_REQUIREMENTS_
Find the line containing "Output the text content of this document.", then output it and every line after it through the end of the listing below, exactly as written.

_MATERIAL FOR THE TASK_
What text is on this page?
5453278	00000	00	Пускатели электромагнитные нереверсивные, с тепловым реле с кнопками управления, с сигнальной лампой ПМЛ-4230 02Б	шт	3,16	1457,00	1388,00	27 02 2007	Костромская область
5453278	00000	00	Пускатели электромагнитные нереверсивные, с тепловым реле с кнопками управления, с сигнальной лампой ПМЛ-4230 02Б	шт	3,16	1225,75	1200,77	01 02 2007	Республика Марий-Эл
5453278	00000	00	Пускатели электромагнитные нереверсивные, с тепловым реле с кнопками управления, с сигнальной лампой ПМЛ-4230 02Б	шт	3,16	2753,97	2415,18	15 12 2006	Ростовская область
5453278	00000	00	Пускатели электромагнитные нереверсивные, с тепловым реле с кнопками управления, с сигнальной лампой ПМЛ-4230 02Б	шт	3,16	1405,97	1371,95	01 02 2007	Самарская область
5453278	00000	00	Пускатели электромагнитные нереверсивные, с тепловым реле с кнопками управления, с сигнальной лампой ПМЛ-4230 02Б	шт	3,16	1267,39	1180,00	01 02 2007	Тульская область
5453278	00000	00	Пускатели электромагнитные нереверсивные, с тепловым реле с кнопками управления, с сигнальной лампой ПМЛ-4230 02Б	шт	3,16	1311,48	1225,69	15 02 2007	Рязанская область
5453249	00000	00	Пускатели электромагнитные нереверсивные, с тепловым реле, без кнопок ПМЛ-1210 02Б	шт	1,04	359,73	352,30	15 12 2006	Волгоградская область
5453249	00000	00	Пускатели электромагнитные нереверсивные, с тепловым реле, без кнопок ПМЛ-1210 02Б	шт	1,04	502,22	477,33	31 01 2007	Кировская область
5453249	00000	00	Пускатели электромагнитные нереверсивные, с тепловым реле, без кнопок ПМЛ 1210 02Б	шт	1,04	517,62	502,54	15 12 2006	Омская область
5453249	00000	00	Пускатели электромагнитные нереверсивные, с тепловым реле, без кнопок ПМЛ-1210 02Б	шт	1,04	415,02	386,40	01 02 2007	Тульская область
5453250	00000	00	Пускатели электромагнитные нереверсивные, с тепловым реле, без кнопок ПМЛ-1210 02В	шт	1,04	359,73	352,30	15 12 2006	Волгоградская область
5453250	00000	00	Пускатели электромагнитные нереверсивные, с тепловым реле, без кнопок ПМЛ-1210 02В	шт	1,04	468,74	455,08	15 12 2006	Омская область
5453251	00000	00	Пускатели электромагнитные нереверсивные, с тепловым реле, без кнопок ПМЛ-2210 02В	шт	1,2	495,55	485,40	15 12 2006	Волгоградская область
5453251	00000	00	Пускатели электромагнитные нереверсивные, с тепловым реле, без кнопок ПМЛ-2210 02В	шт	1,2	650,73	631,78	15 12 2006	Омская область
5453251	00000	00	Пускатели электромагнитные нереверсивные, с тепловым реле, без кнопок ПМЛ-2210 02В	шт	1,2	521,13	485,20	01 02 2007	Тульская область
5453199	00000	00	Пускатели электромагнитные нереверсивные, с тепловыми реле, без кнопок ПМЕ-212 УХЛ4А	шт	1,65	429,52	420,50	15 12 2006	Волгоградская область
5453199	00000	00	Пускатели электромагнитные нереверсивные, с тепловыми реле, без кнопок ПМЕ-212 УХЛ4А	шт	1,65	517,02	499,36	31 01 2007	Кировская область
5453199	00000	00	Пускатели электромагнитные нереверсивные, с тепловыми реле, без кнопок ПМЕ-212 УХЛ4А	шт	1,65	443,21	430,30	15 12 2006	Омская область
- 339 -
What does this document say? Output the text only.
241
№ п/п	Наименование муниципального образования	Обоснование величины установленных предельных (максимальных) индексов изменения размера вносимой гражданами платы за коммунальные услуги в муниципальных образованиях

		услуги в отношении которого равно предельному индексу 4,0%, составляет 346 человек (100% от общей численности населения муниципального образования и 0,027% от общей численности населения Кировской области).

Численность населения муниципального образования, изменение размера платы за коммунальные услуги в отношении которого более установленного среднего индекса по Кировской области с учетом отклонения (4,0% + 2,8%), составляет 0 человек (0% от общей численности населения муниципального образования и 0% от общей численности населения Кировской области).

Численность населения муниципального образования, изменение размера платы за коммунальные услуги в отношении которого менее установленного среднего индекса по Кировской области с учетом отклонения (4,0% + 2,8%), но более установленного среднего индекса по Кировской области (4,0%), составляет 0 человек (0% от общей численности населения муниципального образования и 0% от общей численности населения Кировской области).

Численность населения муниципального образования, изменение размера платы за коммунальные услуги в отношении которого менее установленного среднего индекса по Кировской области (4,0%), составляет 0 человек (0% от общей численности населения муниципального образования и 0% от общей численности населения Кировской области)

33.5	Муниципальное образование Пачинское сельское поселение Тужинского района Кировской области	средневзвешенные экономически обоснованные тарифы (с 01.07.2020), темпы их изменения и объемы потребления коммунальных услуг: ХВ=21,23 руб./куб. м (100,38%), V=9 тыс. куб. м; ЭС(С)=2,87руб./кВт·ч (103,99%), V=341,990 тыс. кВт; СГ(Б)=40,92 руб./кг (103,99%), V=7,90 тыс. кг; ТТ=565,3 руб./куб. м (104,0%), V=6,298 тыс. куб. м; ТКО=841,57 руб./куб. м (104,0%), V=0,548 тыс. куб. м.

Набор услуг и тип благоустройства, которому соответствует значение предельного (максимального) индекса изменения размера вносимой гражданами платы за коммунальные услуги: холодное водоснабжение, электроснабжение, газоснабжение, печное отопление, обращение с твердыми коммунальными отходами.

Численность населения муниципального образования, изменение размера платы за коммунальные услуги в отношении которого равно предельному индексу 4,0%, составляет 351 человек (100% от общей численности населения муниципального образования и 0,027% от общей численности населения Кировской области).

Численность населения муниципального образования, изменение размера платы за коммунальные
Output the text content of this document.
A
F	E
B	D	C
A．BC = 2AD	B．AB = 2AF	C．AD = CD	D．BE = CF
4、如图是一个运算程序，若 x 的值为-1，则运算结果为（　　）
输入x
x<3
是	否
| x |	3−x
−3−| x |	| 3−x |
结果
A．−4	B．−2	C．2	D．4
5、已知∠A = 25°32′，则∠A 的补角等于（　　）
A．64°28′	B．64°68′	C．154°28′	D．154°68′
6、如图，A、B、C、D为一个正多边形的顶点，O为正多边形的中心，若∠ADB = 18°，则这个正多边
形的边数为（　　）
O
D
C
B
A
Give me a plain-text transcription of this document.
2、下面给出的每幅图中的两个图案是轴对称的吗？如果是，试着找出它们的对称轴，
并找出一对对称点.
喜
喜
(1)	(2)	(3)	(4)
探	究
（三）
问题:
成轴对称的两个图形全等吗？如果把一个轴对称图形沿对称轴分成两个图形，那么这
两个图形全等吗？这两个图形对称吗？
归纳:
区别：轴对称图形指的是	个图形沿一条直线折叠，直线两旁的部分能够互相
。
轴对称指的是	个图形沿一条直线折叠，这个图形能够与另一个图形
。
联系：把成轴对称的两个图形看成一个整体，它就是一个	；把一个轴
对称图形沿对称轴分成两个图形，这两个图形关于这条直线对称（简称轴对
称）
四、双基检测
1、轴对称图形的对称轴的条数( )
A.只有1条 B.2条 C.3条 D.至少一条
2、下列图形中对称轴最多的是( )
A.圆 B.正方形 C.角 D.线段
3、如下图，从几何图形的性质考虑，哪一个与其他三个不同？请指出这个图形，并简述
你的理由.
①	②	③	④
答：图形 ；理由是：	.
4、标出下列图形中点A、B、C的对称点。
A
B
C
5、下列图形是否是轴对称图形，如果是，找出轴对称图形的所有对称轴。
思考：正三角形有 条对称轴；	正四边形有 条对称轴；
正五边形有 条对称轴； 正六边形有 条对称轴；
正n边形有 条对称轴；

_EXERCISE SOLUTION_
Output the text content of this document.
A
F	E
B	D	C
A．BC = 2AD	B．AB = 2AF	C．AD = CD	D．BE = CF
4、如图是一个运算程序，若 x 的值为-1，则运算结果为（　　）
输入x
x<3
是	否
| x |	3−x
−3−| x |	| 3−x |
结果
A．−4	B．−2	C．2	D．4
5、已知∠A = 25°32′，则∠A 的补角等于（　　）
A．64°28′	B．64°68′	C．154°28′	D．154°68′
6、如图，A、B、C、D为一个正多边形的顶点，O为正多边形的中心，若∠ADB = 18°，则这个正多边
形的边数为（　　）
O
D
C
B
A
Give me a plain-text transcription of this document.
2、下面给出的每幅图中的两个图案是轴对称的吗？如果是，试着找出它们的对称轴，
并找出一对对称点.
喜
喜
(1)	(2)	(3)	(4)
探	究
（三）
问题:
成轴对称的两个图形全等吗？如果把一个轴对称图形沿对称轴分成两个图形，那么这
两个图形全等吗？这两个图形对称吗？
归纳:
区别：轴对称图形指的是	个图形沿一条直线折叠，直线两旁的部分能够互相
。
轴对称指的是	个图形沿一条直线折叠，这个图形能够与另一个图形
。
联系：把成轴对称的两个图形看成一个整体，它就是一个	；把一个轴
对称图形沿对称轴分成两个图形，这两个图形关于这条直线对称（简称轴对
称）
四、双基检测
1、轴对称图形的对称轴的条数( )
A.只有1条 B.2条 C.3条 D.至少一条
2、下列图形中对称轴最多的是( )
A.圆 B.正方形 C.角 D.线段
3、如下图，从几何图形的性质考虑，哪一个与其他三个不同？请指出这个图形，并简述
你的理由.
①	②	③	④
答：图形 ；理由是：	.
4、标出下列图形中点A、B、C的对称点。
A
B
C
5、下列图形是否是轴对称图形，如果是，找出轴对称图形的所有对称轴。
思考：正三角形有 条对称轴；	正四边形有 条对称轴；
正五边形有 条对称轴； 正六边形有 条对称轴；
正n边形有 条对称轴；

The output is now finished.